>> START Stored data

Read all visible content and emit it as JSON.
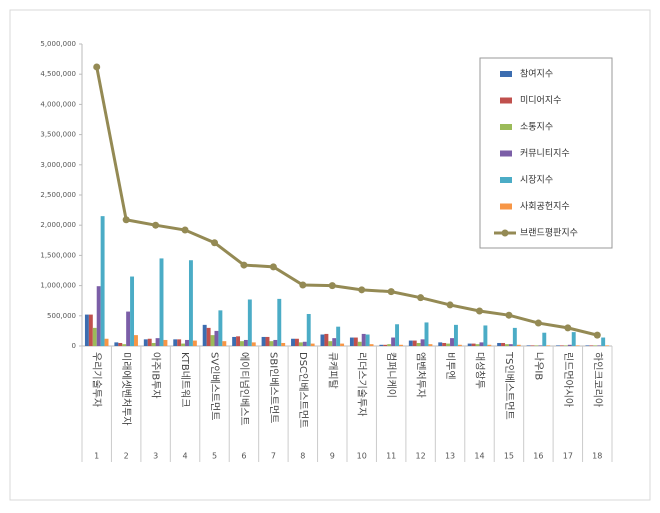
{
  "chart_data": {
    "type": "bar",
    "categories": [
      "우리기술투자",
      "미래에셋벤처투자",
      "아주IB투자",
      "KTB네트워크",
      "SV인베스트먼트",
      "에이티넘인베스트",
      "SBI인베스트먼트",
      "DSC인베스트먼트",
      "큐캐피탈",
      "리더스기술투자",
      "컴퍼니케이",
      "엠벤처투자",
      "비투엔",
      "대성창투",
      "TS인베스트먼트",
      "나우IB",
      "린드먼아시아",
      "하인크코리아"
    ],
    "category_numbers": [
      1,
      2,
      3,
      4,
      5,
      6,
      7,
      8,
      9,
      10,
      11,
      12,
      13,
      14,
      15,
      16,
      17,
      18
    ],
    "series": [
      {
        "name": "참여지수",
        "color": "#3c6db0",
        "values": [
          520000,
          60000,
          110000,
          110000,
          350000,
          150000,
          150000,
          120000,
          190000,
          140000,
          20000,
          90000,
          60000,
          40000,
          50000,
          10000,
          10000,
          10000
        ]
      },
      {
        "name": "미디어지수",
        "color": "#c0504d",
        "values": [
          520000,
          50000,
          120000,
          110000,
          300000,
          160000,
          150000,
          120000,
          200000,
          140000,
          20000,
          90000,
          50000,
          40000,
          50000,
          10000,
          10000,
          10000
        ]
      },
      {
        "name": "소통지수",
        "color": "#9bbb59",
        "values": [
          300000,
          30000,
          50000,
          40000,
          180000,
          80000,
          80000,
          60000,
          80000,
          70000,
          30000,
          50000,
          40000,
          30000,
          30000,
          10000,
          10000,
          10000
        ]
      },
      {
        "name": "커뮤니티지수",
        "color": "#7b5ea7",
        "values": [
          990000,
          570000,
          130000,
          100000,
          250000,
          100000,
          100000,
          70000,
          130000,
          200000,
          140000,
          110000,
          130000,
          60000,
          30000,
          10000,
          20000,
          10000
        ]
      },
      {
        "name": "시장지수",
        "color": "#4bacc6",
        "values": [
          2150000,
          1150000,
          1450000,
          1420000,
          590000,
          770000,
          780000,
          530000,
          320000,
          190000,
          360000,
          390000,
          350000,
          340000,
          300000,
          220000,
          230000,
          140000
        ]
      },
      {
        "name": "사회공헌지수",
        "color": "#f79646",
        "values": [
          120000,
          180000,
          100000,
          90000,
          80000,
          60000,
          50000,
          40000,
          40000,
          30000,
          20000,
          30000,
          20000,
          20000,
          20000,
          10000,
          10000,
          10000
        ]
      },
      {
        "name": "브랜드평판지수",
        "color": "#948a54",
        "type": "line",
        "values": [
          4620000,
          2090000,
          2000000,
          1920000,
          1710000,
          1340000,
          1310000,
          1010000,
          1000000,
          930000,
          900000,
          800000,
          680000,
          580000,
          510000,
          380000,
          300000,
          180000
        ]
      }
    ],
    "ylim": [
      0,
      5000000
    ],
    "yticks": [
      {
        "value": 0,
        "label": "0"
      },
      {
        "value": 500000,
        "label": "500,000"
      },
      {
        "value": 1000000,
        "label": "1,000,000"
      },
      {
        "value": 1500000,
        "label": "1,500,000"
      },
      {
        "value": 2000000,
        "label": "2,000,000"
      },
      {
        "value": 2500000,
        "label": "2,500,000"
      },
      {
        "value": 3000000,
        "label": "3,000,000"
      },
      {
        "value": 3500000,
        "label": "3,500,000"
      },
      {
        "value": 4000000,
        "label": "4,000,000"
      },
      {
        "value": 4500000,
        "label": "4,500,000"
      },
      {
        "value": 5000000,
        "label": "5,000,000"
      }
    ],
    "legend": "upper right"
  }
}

>> END Stored data
>> START Stored data

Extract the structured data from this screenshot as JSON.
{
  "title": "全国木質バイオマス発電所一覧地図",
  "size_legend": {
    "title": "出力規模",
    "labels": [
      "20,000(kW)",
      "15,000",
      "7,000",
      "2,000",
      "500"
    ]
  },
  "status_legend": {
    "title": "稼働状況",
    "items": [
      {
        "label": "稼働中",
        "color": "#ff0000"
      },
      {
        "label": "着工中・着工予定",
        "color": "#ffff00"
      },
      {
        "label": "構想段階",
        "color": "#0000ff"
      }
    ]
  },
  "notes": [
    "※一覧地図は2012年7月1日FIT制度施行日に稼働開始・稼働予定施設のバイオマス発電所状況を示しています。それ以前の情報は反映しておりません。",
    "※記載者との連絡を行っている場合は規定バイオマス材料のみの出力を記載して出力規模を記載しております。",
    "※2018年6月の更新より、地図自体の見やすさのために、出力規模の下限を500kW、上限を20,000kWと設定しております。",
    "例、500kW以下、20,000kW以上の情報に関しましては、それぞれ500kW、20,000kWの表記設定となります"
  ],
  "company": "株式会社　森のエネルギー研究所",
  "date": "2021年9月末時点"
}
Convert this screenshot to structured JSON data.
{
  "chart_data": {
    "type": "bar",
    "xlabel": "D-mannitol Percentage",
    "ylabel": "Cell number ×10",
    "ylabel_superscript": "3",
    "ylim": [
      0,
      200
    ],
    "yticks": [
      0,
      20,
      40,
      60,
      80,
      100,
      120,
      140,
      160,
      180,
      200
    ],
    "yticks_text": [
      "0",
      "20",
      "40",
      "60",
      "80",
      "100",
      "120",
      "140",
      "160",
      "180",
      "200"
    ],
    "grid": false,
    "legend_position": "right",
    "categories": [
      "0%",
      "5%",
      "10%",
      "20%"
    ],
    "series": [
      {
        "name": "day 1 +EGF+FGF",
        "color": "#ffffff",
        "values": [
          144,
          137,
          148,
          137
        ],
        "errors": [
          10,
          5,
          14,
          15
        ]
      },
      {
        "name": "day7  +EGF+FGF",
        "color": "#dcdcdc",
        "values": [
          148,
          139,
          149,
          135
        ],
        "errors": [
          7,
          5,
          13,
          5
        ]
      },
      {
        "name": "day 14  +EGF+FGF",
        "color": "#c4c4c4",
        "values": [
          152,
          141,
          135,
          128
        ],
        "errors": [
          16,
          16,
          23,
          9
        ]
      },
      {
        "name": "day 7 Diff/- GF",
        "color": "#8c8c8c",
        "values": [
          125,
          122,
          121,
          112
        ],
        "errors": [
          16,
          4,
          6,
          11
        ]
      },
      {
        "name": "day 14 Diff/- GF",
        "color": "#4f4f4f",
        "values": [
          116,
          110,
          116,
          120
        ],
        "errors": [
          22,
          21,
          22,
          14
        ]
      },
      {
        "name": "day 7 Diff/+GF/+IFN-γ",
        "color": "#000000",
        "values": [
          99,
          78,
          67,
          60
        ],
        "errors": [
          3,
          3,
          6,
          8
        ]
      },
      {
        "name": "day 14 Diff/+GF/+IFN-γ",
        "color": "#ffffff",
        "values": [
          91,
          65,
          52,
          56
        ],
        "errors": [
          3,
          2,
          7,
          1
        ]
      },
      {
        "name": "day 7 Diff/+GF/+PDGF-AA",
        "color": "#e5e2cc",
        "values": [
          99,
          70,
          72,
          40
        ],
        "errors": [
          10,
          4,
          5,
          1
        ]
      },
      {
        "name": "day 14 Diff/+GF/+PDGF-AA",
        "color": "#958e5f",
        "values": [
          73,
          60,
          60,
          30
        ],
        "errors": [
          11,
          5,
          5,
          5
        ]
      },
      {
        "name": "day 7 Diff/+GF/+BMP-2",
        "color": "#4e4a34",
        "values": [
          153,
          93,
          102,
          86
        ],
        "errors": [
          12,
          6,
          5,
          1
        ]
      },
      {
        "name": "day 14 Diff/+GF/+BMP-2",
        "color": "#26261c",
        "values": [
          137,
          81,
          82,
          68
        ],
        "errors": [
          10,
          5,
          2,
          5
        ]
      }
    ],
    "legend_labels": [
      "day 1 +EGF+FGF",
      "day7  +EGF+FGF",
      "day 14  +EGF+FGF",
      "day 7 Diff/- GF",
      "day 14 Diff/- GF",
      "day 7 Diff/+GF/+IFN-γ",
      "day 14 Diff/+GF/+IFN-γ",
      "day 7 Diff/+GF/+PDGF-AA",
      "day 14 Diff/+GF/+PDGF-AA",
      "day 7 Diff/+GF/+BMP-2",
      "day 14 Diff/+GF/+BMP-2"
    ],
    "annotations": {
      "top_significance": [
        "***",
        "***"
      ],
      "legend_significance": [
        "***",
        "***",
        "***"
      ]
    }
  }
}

>> END Stored data

§ **Task to complete**
Determine the number of lines where the string "JSON" occurs, and give that number only.

§ **Solution to the exercise**
3